• [DATA TO USE]:

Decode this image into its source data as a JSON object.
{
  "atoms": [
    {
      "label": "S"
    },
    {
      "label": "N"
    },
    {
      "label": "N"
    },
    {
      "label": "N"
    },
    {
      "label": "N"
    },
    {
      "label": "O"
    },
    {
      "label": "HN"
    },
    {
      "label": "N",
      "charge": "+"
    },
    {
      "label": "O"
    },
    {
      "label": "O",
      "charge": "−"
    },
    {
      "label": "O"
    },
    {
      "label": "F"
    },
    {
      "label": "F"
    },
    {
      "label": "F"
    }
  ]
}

• [WHAT YOU WILL DO]:
Print the entries exactly. Include every one.

• [REPLY TO THE TASK]:
Decode this image into its source data as a JSON object.
{
  "atoms": [
    {
      "label": "S"
    },
    {
      "label": "N"
    },
    {
      "label": "N"
    },
    {
      "label": "N"
    },
    {
      "label": "N"
    },
    {
      "label": "O"
    },
    {
      "label": "HN"
    },
    {
      "label": "N",
      "charge": "+"
    },
    {
      "label": "O"
    },
    {
      "label": "O",
      "charge": "−"
    },
    {
      "label": "O"
    },
    {
      "label": "F"
    },
    {
      "label": "F"
    },
    {
      "label": "F"
    }
  ]
}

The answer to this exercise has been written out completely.